START

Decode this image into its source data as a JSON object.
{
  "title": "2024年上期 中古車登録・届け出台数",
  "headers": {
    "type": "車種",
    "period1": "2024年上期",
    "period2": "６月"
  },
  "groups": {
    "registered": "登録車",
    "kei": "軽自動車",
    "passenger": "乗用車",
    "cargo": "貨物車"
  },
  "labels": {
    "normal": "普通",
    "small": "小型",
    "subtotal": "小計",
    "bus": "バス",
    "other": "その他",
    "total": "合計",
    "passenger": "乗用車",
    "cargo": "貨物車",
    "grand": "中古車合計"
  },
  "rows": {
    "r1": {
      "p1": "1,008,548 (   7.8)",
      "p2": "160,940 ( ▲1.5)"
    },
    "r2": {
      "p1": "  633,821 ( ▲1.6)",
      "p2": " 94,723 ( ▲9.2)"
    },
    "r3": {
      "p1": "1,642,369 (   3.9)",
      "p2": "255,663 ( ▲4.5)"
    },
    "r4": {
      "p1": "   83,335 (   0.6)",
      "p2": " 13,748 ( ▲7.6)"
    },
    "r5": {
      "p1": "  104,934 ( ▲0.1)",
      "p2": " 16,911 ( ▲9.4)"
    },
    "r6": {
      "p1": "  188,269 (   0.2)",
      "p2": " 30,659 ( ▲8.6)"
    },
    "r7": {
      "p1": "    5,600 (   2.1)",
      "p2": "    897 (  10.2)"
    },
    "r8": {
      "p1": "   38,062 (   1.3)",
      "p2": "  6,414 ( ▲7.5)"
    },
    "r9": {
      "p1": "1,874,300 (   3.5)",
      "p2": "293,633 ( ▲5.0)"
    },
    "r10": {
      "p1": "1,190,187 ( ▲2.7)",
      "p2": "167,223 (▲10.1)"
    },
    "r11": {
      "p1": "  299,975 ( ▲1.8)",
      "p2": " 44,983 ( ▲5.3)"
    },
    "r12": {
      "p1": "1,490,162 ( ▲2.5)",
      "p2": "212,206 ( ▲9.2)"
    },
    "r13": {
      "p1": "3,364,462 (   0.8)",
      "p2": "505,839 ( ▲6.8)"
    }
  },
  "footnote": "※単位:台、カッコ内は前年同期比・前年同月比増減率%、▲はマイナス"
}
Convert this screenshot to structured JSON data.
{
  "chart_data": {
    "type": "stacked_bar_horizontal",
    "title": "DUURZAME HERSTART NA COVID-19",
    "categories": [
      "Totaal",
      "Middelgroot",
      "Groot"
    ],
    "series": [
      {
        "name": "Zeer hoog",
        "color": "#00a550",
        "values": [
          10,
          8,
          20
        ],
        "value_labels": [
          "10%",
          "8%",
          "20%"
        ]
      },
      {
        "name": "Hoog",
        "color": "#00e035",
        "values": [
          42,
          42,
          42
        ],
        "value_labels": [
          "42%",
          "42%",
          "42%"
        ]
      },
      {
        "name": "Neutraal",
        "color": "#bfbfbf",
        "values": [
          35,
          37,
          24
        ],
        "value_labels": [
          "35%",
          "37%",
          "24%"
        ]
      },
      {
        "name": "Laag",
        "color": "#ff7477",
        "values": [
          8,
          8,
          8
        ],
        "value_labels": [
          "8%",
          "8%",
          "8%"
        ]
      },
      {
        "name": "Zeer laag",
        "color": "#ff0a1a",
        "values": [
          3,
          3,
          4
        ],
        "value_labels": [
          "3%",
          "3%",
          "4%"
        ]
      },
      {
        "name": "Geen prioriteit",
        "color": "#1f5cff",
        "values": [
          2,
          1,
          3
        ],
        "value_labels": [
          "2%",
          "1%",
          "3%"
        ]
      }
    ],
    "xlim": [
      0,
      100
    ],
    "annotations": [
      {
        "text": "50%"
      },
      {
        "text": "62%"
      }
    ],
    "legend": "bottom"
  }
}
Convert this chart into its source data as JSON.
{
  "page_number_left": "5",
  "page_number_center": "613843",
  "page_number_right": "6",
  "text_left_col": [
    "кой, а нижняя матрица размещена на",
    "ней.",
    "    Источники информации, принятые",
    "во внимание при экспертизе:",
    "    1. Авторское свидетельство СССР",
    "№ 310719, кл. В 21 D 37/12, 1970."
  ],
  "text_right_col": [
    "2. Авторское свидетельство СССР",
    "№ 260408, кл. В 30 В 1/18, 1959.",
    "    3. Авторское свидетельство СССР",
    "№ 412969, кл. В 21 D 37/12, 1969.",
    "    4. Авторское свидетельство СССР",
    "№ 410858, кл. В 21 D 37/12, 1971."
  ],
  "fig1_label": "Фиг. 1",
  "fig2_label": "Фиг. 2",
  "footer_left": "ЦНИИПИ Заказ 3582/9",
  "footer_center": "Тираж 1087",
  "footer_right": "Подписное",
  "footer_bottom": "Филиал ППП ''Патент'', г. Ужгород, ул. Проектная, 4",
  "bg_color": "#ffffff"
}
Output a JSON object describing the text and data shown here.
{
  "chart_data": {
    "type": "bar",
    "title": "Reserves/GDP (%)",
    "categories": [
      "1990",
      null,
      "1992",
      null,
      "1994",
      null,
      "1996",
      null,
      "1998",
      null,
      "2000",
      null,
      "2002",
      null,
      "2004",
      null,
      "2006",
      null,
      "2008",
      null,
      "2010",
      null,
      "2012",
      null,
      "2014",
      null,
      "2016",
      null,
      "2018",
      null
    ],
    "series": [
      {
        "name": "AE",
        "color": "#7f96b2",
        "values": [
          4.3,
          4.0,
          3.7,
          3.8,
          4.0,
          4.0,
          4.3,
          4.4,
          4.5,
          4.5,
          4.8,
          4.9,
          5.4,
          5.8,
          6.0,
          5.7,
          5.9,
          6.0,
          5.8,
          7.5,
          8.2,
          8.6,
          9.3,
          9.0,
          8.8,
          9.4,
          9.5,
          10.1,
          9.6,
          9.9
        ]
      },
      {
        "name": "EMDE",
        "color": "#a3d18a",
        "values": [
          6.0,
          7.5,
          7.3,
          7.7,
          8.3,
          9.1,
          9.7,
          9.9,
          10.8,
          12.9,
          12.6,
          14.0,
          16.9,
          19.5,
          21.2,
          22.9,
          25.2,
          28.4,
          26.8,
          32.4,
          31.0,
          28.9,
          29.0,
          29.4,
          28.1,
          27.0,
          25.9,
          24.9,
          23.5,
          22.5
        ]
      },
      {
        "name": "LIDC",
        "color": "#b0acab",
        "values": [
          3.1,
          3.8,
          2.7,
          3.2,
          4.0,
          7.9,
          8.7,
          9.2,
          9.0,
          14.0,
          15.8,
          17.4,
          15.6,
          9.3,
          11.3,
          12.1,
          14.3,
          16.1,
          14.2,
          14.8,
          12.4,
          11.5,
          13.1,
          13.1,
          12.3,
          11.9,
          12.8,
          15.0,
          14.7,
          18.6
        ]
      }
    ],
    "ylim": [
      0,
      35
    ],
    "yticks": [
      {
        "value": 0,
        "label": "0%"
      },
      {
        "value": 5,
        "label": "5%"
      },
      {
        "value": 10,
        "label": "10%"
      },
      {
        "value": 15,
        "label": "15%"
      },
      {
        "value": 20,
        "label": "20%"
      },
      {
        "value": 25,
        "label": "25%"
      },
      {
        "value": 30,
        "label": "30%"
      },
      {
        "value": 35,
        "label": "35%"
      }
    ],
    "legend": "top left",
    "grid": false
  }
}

END

**STATED TASK:** Copy out each line of the entries that holds "name".

**COMPLETE OUTPUT:**
        "name": "Zeer hoog",
        "name": "Hoog",
        "name": "Neutraal",
        "name": "Laag",
        "name": "Zeer laag",
        "name": "Geen prioriteit",
        "name": "AE",
        "name": "EMDE",
        "name": "LIDC",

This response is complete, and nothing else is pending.